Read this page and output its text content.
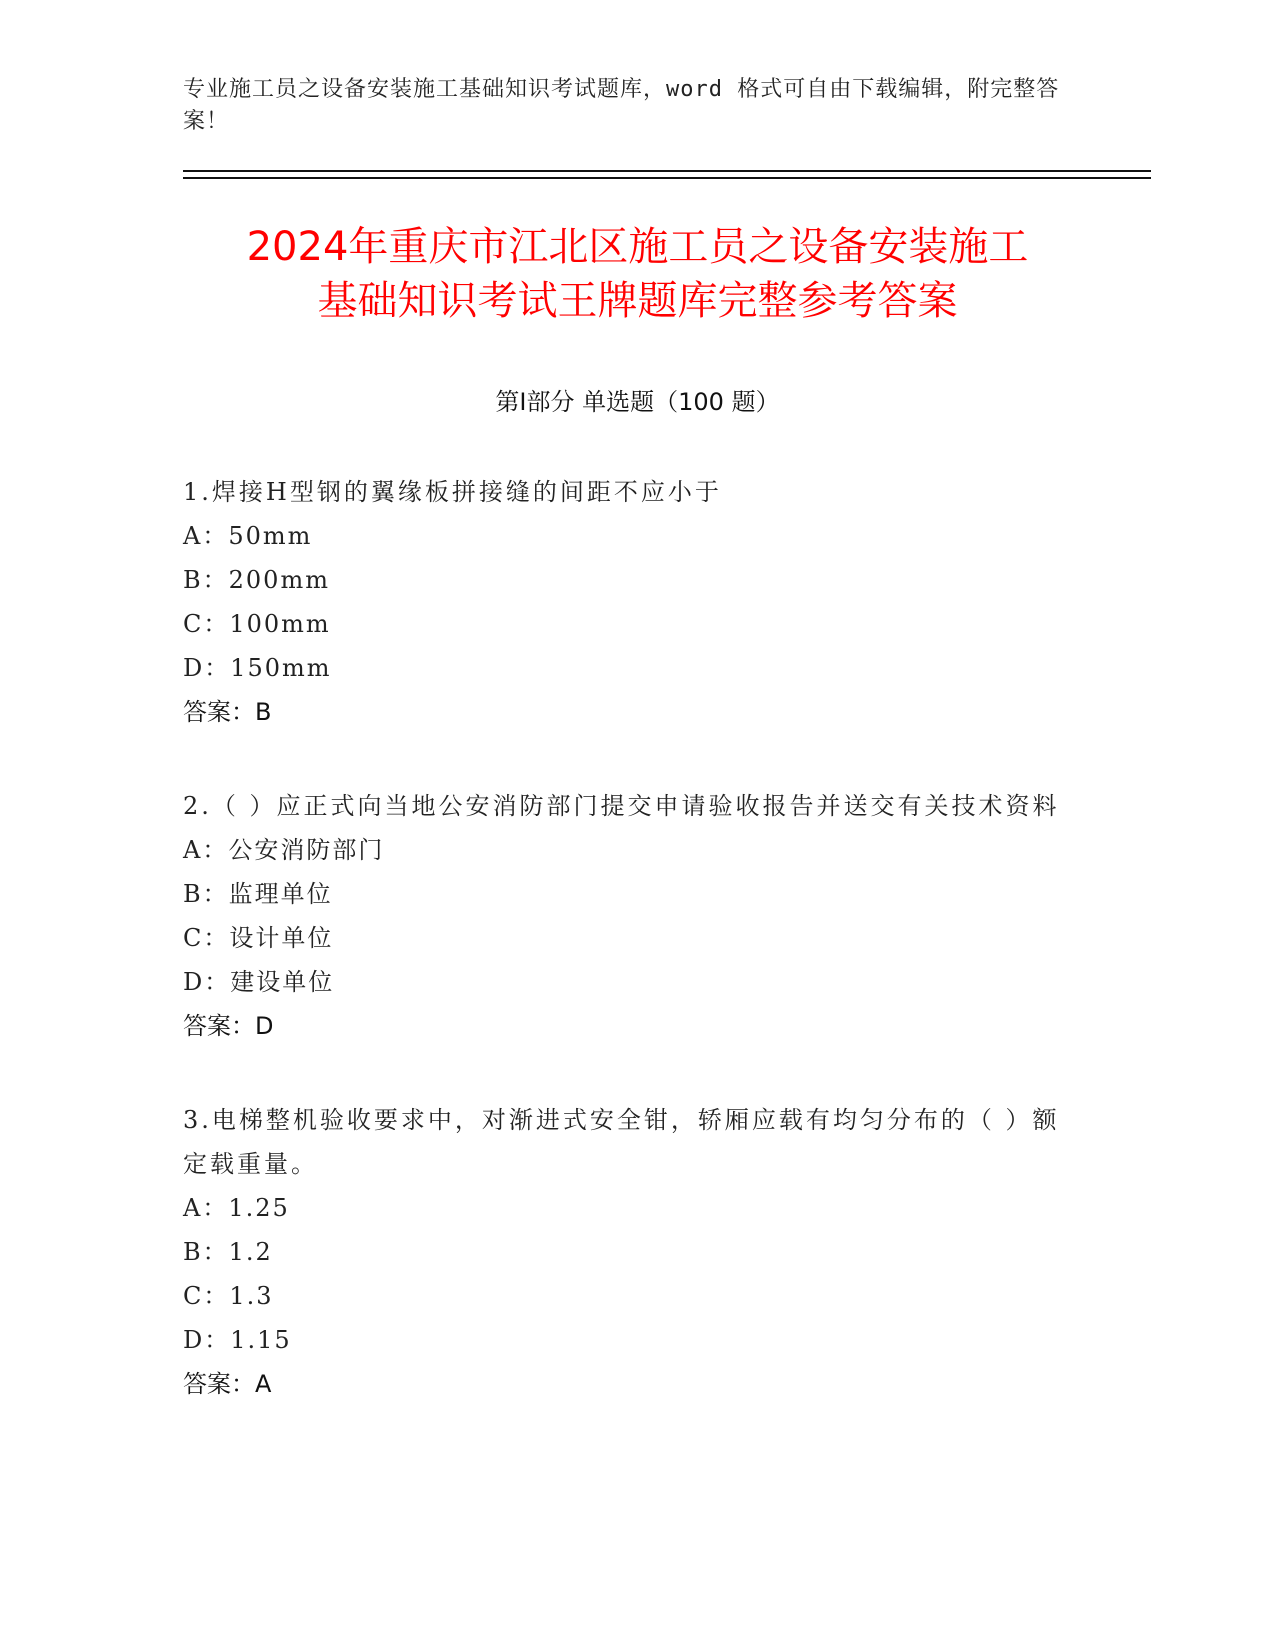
专业施工员之设备安装施工基础知识考试题库，word 格式可自由下载编辑，附完整答案！
2024年重庆市江北区施工员之设备安装施工
基础知识考试王牌题库完整参考答案
第Ⅰ部分 单选题（100 题）
1.焊接H型钢的翼缘板拼接缝的间距不应小于
A：50mm
B：200mm
C：100mm
D：150mm
答案：B
2.（ ）应正式向当地公安消防部门提交申请验收报告并送交有关技术资料
A：公安消防部门
B：监理单位
C：设计单位
D：建设单位
答案：D
3.电梯整机验收要求中，对渐进式安全钳，轿厢应载有均匀分布的（ ）额定载重量。
A：1.25
B：1.2
C：1.3
D：1.15
答案：A
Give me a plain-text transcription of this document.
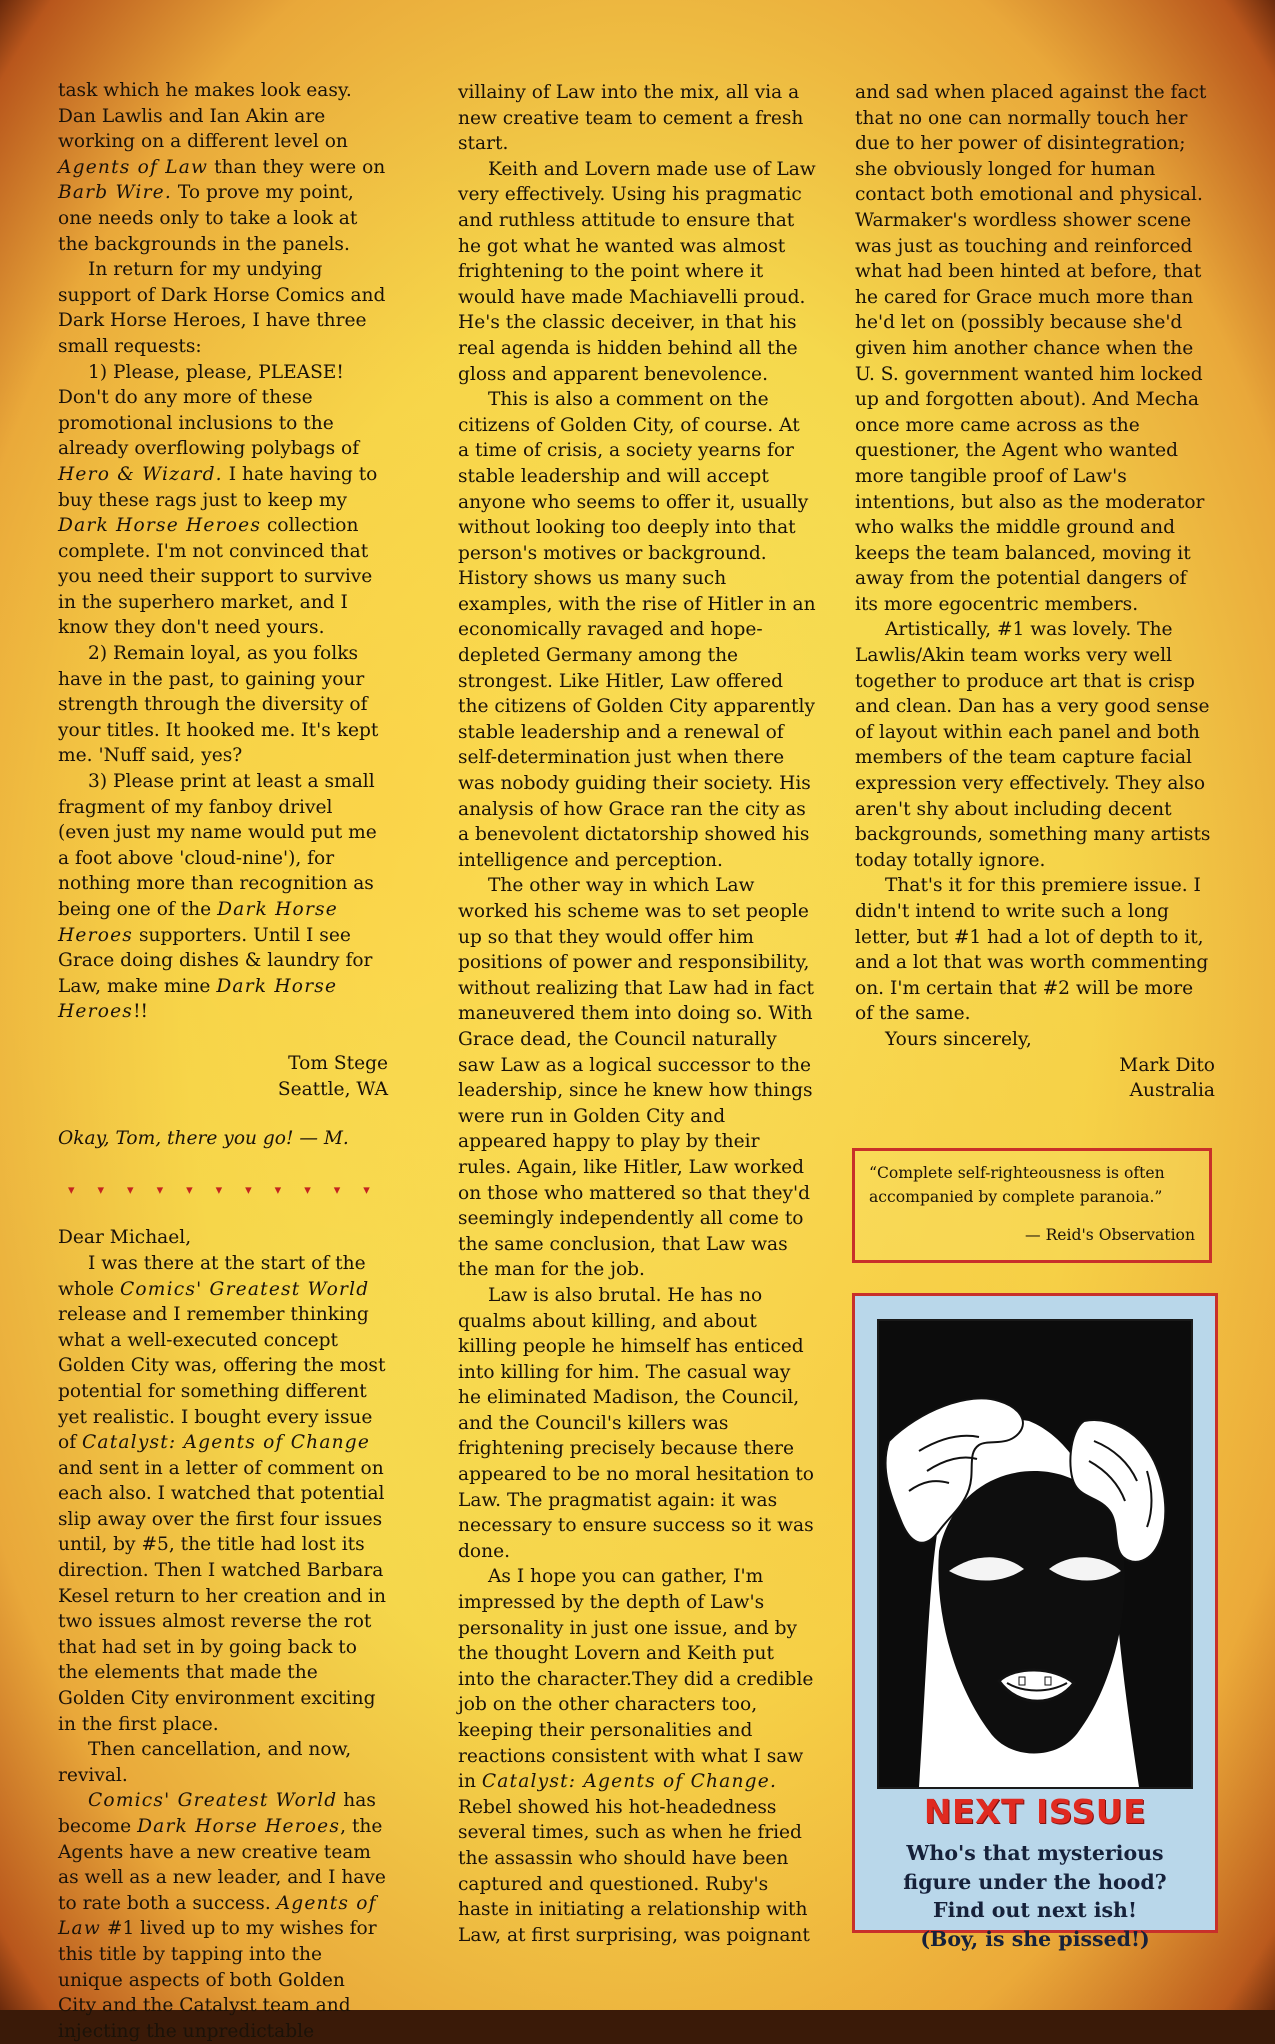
task which he makes look easy. Dan Lawlis and Ian Akin are working on a different level on Agents of Law than they were on Barb Wire. To prove my point, one needs only to take a look at the backgrounds in the panels.

In return for my undying support of Dark Horse Comics and Dark Horse Heroes, I have three small requests:

1) Please, please, PLEASE! Don't do any more of these promotional inclusions to the already overflowing polybags of Hero & Wizard. I hate having to buy these rags just to keep my Dark Horse Heroes collection complete. I'm not convinced that you need their support to survive in the superhero market, and I know they don't need yours.

2) Remain loyal, as you folks have in the past, to gaining your strength through the diversity of your titles. It hooked me. It's kept me. 'Nuff said, yes?

3) Please print at least a small fragment of my fanboy drivel (even just my name would put me a foot above 'cloud-nine'), for nothing more than recognition as being one of the Dark Horse Heroes supporters. Until I see Grace doing dishes & laundry for Law, make mine Dark Horse Heroes!!

Tom Stege

Seattle, WA

Okay, Tom, there you go! — M.

▾▾▾▾▾▾▾▾▾▾▾

Dear Michael,

I was there at the start of the whole Comics' Greatest World release and I remember thinking what a well-executed concept Golden City was, offering the most potential for something different yet realistic. I bought every issue of Catalyst: Agents of Change and sent in a letter of comment on each also. I watched that potential slip away over the first four issues until, by #5, the title had lost its direction. Then I watched Barbara Kesel return to her creation and in two issues almost reverse the rot that had set in by going back to the elements that made the Golden City environment exciting in the first place.

Then cancellation, and now, revival.

Comics' Greatest World has become Dark Horse Heroes, the Agents have a new creative team as well as a new leader, and I have to rate both a success. Agents of Law #1 lived up to my wishes for this title by tapping into the unique aspects of both Golden City and the Catalyst team and injecting the unpredictable

villainy of Law into the mix, all via a new creative team to cement a fresh start.

Keith and Lovern made use of Law very effectively. Using his pragmatic and ruthless attitude to ensure that he got what he wanted was almost frightening to the point where it would have made Machiavelli proud. He's the classic deceiver, in that his real agenda is hidden behind all the gloss and apparent benevolence.

This is also a comment on the citizens of Golden City, of course. At a time of crisis, a society yearns for stable leadership and will accept anyone who seems to offer it, usually without looking too deeply into that person's motives or background. History shows us many such examples, with the rise of Hitler in an economically ravaged and hope-depleted Germany among the strongest. Like Hitler, Law offered the citizens of Golden City apparently stable leadership and a renewal of self-determination just when there was nobody guiding their society. His analysis of how Grace ran the city as a benevolent dictatorship showed his intelligence and perception.

The other way in which Law worked his scheme was to set people up so that they would offer him positions of power and responsibility, without realizing that Law had in fact maneuvered them into doing so. With Grace dead, the Council naturally saw Law as a logical successor to the leadership, since he knew how things were run in Golden City and appeared happy to play by their rules. Again, like Hitler, Law worked on those who mattered so that they'd seemingly independently all come to the same conclusion, that Law was the man for the job.

Law is also brutal. He has no qualms about killing, and about killing people he himself has enticed into killing for him. The casual way he eliminated Madison, the Council, and the Council's killers was frightening precisely because there appeared to be no moral hesitation to Law. The pragmatist again: it was necessary to ensure success so it was done.

As I hope you can gather, I'm impressed by the depth of Law's personality in just one issue, and by the thought Lovern and Keith put into the character.They did a credible job on the other characters too, keeping their personalities and reactions consistent with what I saw in Catalyst: Agents of Change. Rebel showed his hot-headedness several times, such as when he fried the assassin who should have been captured and questioned. Ruby's haste in initiating a relationship with Law, at first surprising, was poignant

and sad when placed against the fact that no one can normally touch her due to her power of disintegration; she obviously longed for human contact both emotional and physical. Warmaker's wordless shower scene was just as touching and reinforced what had been hinted at before, that he cared for Grace much more than he'd let on (possibly because she'd given him another chance when the U. S. government wanted him locked up and forgotten about). And Mecha once more came across as the questioner, the Agent who wanted more tangible proof of Law's intentions, but also as the moderator who walks the middle ground and keeps the team balanced, moving it away from the potential dangers of its more egocentric members.

Artistically, #1 was lovely. The Lawlis/Akin team works very well together to produce art that is crisp and clean. Dan has a very good sense of layout within each panel and both members of the team capture facial expression very effectively. They also aren't shy about including decent backgrounds, something many artists today totally ignore.

That's it for this premiere issue. I didn't intend to write such a long letter, but #1 had a lot of depth to it, and a lot that was worth commenting on. I'm certain that #2 will be more of the same.

Yours sincerely,

Mark Dito

Australia

“Complete self-righteousness is often accompanied by complete paranoia.”
— Reid's Observation
NEXT ISSUE
Who's that mysterious
figure under the hood?
Find out next ish!
(Boy, is she pissed!)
***
■ Your objective: Reproduce every record word for word. The copy must contain no pictures.

■ Solution for this problem:
Read this page and output its text content.
专业施工员之设备安装施工基础知识考试题库，word 格式可自由下载编辑，附完整答案！
2024年重庆市江北区施工员之设备安装施工
基础知识考试王牌题库完整参考答案
第Ⅰ部分 单选题（100 题）
1.焊接H型钢的翼缘板拼接缝的间距不应小于
A：50mm
B：200mm
C：100mm
D：150mm
答案：B
2.（ ）应正式向当地公安消防部门提交申请验收报告并送交有关技术资料
A：公安消防部门
B：监理单位
C：设计单位
D：建设单位
答案：D
3.电梯整机验收要求中，对渐进式安全钳，轿厢应载有均匀分布的（ ）额定载重量。
A：1.25
B：1.2
C：1.3
D：1.15
答案：A
Give me a plain-text transcription of this document.
task which he makes look easy. Dan Lawlis and Ian Akin are working on a different level on Agents of Law than they were on Barb Wire. To prove my point, one needs only to take a look at the backgrounds in the panels.

In return for my undying support of Dark Horse Comics and Dark Horse Heroes, I have three small requests:

1) Please, please, PLEASE! Don't do any more of these promotional inclusions to the already overflowing polybags of Hero & Wizard. I hate having to buy these rags just to keep my Dark Horse Heroes collection complete. I'm not convinced that you need their support to survive in the superhero market, and I know they don't need yours.

2) Remain loyal, as you folks have in the past, to gaining your strength through the diversity of your titles. It hooked me. It's kept me. 'Nuff said, yes?

3) Please print at least a small fragment of my fanboy drivel (even just my name would put me a foot above 'cloud-nine'), for nothing more than recognition as being one of the Dark Horse Heroes supporters. Until I see Grace doing dishes & laundry for Law, make mine Dark Horse Heroes!!

Tom Stege

Seattle, WA

Okay, Tom, there you go! — M.

▾▾▾▾▾▾▾▾▾▾▾

Dear Michael,

I was there at the start of the whole Comics' Greatest World release and I remember thinking what a well-executed concept Golden City was, offering the most potential for something different yet realistic. I bought every issue of Catalyst: Agents of Change and sent in a letter of comment on each also. I watched that potential slip away over the first four issues until, by #5, the title had lost its direction. Then I watched Barbara Kesel return to her creation and in two issues almost reverse the rot that had set in by going back to the elements that made the Golden City environment exciting in the first place.

Then cancellation, and now, revival.

Comics' Greatest World has become Dark Horse Heroes, the Agents have a new creative team as well as a new leader, and I have to rate both a success. Agents of Law #1 lived up to my wishes for this title by tapping into the unique aspects of both Golden City and the Catalyst team and injecting the unpredictable

villainy of Law into the mix, all via a new creative team to cement a fresh start.

Keith and Lovern made use of Law very effectively. Using his pragmatic and ruthless attitude to ensure that he got what he wanted was almost frightening to the point where it would have made Machiavelli proud. He's the classic deceiver, in that his real agenda is hidden behind all the gloss and apparent benevolence.

This is also a comment on the citizens of Golden City, of course. At a time of crisis, a society yearns for stable leadership and will accept anyone who seems to offer it, usually without looking too deeply into that person's motives or background. History shows us many such examples, with the rise of Hitler in an economically ravaged and hope-depleted Germany among the strongest. Like Hitler, Law offered the citizens of Golden City apparently stable leadership and a renewal of self-determination just when there was nobody guiding their society. His analysis of how Grace ran the city as a benevolent dictatorship showed his intelligence and perception.

The other way in which Law worked his scheme was to set people up so that they would offer him positions of power and responsibility, without realizing that Law had in fact maneuvered them into doing so. With Grace dead, the Council naturally saw Law as a logical successor to the leadership, since he knew how things were run in Golden City and appeared happy to play by their rules. Again, like Hitler, Law worked on those who mattered so that they'd seemingly independently all come to the same conclusion, that Law was the man for the job.

Law is also brutal. He has no qualms about killing, and about killing people he himself has enticed into killing for him. The casual way he eliminated Madison, the Council, and the Council's killers was frightening precisely because there appeared to be no moral hesitation to Law. The pragmatist again: it was necessary to ensure success so it was done.

As I hope you can gather, I'm impressed by the depth of Law's personality in just one issue, and by the thought Lovern and Keith put into the character.They did a credible job on the other characters too, keeping their personalities and reactions consistent with what I saw in Catalyst: Agents of Change. Rebel showed his hot-headedness several times, such as when he fried the assassin who should have been captured and questioned. Ruby's haste in initiating a relationship with Law, at first surprising, was poignant

and sad when placed against the fact that no one can normally touch her due to her power of disintegration; she obviously longed for human contact both emotional and physical. Warmaker's wordless shower scene was just as touching and reinforced what had been hinted at before, that he cared for Grace much more than he'd let on (possibly because she'd given him another chance when the U. S. government wanted him locked up and forgotten about). And Mecha once more came across as the questioner, the Agent who wanted more tangible proof of Law's intentions, but also as the moderator who walks the middle ground and keeps the team balanced, moving it away from the potential dangers of its more egocentric members.

Artistically, #1 was lovely. The Lawlis/Akin team works very well together to produce art that is crisp and clean. Dan has a very good sense of layout within each panel and both members of the team capture facial expression very effectively. They also aren't shy about including decent backgrounds, something many artists today totally ignore.

That's it for this premiere issue. I didn't intend to write such a long letter, but #1 had a lot of depth to it, and a lot that was worth commenting on. I'm certain that #2 will be more of the same.

Yours sincerely,

Mark Dito

Australia

“Complete self-righteousness is often accompanied by complete paranoia.”
— Reid's Observation
NEXT ISSUE
Who's that mysterious
figure under the hood?
Find out next ish!
(Boy, is she pissed!)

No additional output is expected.